◆ REQUIRED TASK
Render every line of the listing below as a Markdown table with two columns, No. for the row number and Entry for the line, leaving out blank lines.

______

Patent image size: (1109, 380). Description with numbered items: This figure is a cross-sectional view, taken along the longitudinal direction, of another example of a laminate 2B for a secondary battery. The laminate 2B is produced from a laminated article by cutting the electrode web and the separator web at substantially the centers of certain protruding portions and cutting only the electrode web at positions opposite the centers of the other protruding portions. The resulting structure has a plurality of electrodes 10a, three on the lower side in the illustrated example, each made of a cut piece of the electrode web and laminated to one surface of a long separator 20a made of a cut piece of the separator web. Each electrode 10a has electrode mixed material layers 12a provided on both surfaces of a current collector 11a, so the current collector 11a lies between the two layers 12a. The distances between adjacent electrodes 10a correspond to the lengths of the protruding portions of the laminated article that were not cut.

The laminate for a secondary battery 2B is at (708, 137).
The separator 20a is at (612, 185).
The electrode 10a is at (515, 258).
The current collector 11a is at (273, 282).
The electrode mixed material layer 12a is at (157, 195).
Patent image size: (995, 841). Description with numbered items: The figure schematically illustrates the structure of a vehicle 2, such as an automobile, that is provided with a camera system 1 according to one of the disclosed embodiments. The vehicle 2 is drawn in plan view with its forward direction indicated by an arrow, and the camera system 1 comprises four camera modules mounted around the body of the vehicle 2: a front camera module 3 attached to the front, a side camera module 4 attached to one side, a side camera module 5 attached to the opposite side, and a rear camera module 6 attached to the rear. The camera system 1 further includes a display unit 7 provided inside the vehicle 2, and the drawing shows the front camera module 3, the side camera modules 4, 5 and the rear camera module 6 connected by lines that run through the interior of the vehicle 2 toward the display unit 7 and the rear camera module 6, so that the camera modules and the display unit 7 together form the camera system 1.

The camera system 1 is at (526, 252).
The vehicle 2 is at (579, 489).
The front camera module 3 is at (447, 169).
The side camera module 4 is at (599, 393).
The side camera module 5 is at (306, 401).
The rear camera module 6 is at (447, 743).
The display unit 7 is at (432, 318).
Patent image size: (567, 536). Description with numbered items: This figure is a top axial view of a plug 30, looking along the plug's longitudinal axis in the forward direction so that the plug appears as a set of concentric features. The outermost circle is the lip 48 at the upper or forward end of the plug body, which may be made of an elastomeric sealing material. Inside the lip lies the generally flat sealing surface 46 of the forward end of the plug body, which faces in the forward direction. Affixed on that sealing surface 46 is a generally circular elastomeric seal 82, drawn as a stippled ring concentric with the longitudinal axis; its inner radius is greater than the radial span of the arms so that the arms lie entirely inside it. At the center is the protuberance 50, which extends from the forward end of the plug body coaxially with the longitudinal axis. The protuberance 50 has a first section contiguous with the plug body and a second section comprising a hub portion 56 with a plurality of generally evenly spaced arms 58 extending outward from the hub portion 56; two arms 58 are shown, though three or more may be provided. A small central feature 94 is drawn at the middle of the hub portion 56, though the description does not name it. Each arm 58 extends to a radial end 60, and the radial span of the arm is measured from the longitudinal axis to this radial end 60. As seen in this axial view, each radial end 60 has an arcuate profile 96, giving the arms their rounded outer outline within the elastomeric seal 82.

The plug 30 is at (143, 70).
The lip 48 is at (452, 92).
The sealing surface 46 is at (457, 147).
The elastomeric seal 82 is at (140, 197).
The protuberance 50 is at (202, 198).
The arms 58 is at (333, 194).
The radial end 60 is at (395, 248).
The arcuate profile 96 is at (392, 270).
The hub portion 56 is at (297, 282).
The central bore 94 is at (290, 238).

______

◆ THE SOLUTION
| No. | Entry |
|---|---|
| 1 | Patent image size: (1109, 380). Description with numbered items: This figure is a cross-sectional view, taken along the longitudinal direction, of another example of a laminate 2B for a secondary battery. The laminate 2B is produced from a laminated article by cutting the electrode web and the separator web at substantially the centers of certain protruding portions and cutting only the electrode web at positions opposite the centers of the other protruding portions. The resulting structure has a plurality of electrodes 10a, three on the lower side in the illustrated example, each made of a cut piece of the electrode web and laminated to one surface of a long separator 20a made of a cut piece of the separator web. Each electrode 10a has electrode mixed material layers 12a provided on both surfaces of a current collector 11a, so the current collector 11a lies between the two layers 12a. The distances between adjacent electrodes 10a correspond to the lengths of the protruding portions of the laminated article that were not cut. |
| 2 | The laminate for a secondary battery 2B is at (708, 137). |
| 3 | The separator 20a is at (612, 185). |
| 4 | The electrode 10a is at (515, 258). |
| 5 | The current collector 11a is at (273, 282). |
| 6 | The electrode mixed material layer 12a is at (157, 195). |
| 7 | Patent image size: (995, 841). Description with numbered items: The figure schematically illustrates the structure of a vehicle 2, such as an automobile, that is provided with a camera system 1 according to one of the disclosed embodiments. The vehicle 2 is drawn in plan view with its forward direction indicated by an arrow, and the camera system 1 comprises four camera modules mounted around the body of the vehicle 2: a front camera module 3 attached to the front, a side camera module 4 attached to one side, a side camera module 5 attached to the opposite side, and a rear camera module 6 attached to the rear. The camera system 1 further includes a display unit 7 provided inside the vehicle 2, and the drawing shows the front camera module 3, the side camera modules 4, 5 and the rear camera module 6 connected by lines that run through the interior of the vehicle 2 toward the display unit 7 and the rear camera module 6, so that the camera modules and the display unit 7 together form the camera system 1. |
| 8 | The camera system 1 is at (526, 252). |
| 9 | The vehicle 2 is at (579, 489). |
| 10 | The front camera module 3 is at (447, 169). |
| 11 | The side camera module 4 is at (599, 393). |
| 12 | The side camera module 5 is at (306, 401). |
| 13 | The rear camera module 6 is at (447, 743). |
| 14 | The display unit 7 is at (432, 318). |
| 15 | Patent image size: (567, 536). Description with numbered items: This figure is a top axial view of a plug 30, looking along the plug's longitudinal axis in the forward direction so that the plug appears as a set of concentric features. The outermost circle is the lip 48 at the upper or forward end of the plug body, which may be made of an elastomeric sealing material. Inside the lip lies the generally flat sealing surface 46 of the forward end of the plug body, which faces in the forward direction. Affixed on that sealing surface 46 is a generally circular elastomeric seal 82, drawn as a stippled ring concentric with the longitudinal axis; its inner radius is greater than the radial span of the arms so that the arms lie entirely inside it. At the center is the protuberance 50, which extends from the forward end of the plug body coaxially with the longitudinal axis. The protuberance 50 has a first section contiguous with the plug body and a second section comprising a hub portion 56 with a plurality of generally evenly spaced arms 58 extending outward from the hub portion 56; two arms 58 are shown, though three or more may be provided. A small central feature 94 is drawn at the middle of the hub portion 56, though the description does not name it. Each arm 58 extends to a radial end 60, and the radial span of the arm is measured from the longitudinal axis to this radial end 60. As seen in this axial view, each radial end 60 has an arcuate profile 96, giving the arms their rounded outer outline within the elastomeric seal 82. |
| 16 | The plug 30 is at (143, 70). |
| 17 | The lip 48 is at (452, 92). |
| 18 | The sealing surface 46 is at (457, 147). |
| 19 | The elastomeric seal 82 is at (140, 197). |
| 20 | The protuberance 50 is at (202, 198). |
| 21 | The arms 58 is at (333, 194). |
| 22 | The radial end 60 is at (395, 248). |
| 23 | The arcuate profile 96 is at (392, 270). |
| 24 | The hub portion 56 is at (297, 282). |
| 25 | The central bore 94 is at (290, 238). |